* JOB
What follows is a listing to be transcribed exactly.

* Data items
----------------

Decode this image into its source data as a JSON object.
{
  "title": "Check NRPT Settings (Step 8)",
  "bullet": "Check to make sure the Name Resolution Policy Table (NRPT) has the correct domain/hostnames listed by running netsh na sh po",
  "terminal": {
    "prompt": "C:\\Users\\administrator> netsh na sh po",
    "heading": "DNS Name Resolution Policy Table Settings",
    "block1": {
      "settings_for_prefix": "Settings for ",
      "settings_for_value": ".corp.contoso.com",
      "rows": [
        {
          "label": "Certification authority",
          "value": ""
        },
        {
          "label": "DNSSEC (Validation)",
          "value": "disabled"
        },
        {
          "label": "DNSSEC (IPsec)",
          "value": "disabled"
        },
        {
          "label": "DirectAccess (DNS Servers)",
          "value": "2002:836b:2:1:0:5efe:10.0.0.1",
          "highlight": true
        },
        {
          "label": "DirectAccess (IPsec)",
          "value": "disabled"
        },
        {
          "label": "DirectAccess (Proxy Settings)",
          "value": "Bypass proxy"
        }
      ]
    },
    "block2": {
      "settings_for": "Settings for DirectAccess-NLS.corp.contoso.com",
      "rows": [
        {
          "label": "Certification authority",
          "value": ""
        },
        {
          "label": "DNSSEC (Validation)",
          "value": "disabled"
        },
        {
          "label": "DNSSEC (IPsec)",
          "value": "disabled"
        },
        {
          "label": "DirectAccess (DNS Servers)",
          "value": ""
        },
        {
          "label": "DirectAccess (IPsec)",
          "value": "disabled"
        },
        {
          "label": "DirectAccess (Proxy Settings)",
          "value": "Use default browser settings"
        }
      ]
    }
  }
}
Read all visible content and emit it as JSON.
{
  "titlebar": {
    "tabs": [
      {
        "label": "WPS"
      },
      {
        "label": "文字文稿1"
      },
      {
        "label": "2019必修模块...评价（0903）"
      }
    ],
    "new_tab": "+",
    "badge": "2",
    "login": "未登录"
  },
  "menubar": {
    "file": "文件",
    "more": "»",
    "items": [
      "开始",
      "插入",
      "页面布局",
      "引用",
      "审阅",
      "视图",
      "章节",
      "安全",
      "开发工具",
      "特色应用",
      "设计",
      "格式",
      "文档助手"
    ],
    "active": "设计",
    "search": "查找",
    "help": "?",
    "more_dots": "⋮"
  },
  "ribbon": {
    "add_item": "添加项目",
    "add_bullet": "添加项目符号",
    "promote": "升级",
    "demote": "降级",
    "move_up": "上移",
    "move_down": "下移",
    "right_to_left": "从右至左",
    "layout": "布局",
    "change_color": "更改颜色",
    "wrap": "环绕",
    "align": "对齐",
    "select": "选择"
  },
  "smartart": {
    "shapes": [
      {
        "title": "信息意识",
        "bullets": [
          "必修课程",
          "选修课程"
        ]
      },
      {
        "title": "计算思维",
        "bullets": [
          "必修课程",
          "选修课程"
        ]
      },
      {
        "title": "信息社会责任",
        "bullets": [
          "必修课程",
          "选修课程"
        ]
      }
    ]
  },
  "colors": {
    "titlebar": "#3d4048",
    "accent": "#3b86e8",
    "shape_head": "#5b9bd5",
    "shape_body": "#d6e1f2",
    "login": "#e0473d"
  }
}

----------------

* EXERCISE OUTPUT
Decode this image into its source data as a JSON object.
{
  "title": "Check NRPT Settings (Step 8)",
  "bullet": "Check to make sure the Name Resolution Policy Table (NRPT) has the correct domain/hostnames listed by running netsh na sh po",
  "terminal": {
    "prompt": "C:\\Users\\administrator> netsh na sh po",
    "heading": "DNS Name Resolution Policy Table Settings",
    "block1": {
      "settings_for_prefix": "Settings for ",
      "settings_for_value": ".corp.contoso.com",
      "rows": [
        {
          "label": "Certification authority",
          "value": ""
        },
        {
          "label": "DNSSEC (Validation)",
          "value": "disabled"
        },
        {
          "label": "DNSSEC (IPsec)",
          "value": "disabled"
        },
        {
          "label": "DirectAccess (DNS Servers)",
          "value": "2002:836b:2:1:0:5efe:10.0.0.1",
          "highlight": true
        },
        {
          "label": "DirectAccess (IPsec)",
          "value": "disabled"
        },
        {
          "label": "DirectAccess (Proxy Settings)",
          "value": "Bypass proxy"
        }
      ]
    },
    "block2": {
      "settings_for": "Settings for DirectAccess-NLS.corp.contoso.com",
      "rows": [
        {
          "label": "Certification authority",
          "value": ""
        },
        {
          "label": "DNSSEC (Validation)",
          "value": "disabled"
        },
        {
          "label": "DNSSEC (IPsec)",
          "value": "disabled"
        },
        {
          "label": "DirectAccess (DNS Servers)",
          "value": ""
        },
        {
          "label": "DirectAccess (IPsec)",
          "value": "disabled"
        },
        {
          "label": "DirectAccess (Proxy Settings)",
          "value": "Use default browser settings"
        }
      ]
    }
  }
}
Read all visible content and emit it as JSON.
{
  "titlebar": {
    "tabs": [
      {
        "label": "WPS"
      },
      {
        "label": "文字文稿1"
      },
      {
        "label": "2019必修模块...评价（0903）"
      }
    ],
    "new_tab": "+",
    "badge": "2",
    "login": "未登录"
  },
  "menubar": {
    "file": "文件",
    "more": "»",
    "items": [
      "开始",
      "插入",
      "页面布局",
      "引用",
      "审阅",
      "视图",
      "章节",
      "安全",
      "开发工具",
      "特色应用",
      "设计",
      "格式",
      "文档助手"
    ],
    "active": "设计",
    "search": "查找",
    "help": "?",
    "more_dots": "⋮"
  },
  "ribbon": {
    "add_item": "添加项目",
    "add_bullet": "添加项目符号",
    "promote": "升级",
    "demote": "降级",
    "move_up": "上移",
    "move_down": "下移",
    "right_to_left": "从右至左",
    "layout": "布局",
    "change_color": "更改颜色",
    "wrap": "环绕",
    "align": "对齐",
    "select": "选择"
  },
  "smartart": {
    "shapes": [
      {
        "title": "信息意识",
        "bullets": [
          "必修课程",
          "选修课程"
        ]
      },
      {
        "title": "计算思维",
        "bullets": [
          "必修课程",
          "选修课程"
        ]
      },
      {
        "title": "信息社会责任",
        "bullets": [
          "必修课程",
          "选修课程"
        ]
      }
    ]
  },
  "colors": {
    "titlebar": "#3d4048",
    "accent": "#3b86e8",
    "shape_head": "#5b9bd5",
    "shape_body": "#d6e1f2",
    "login": "#e0473d"
  }
}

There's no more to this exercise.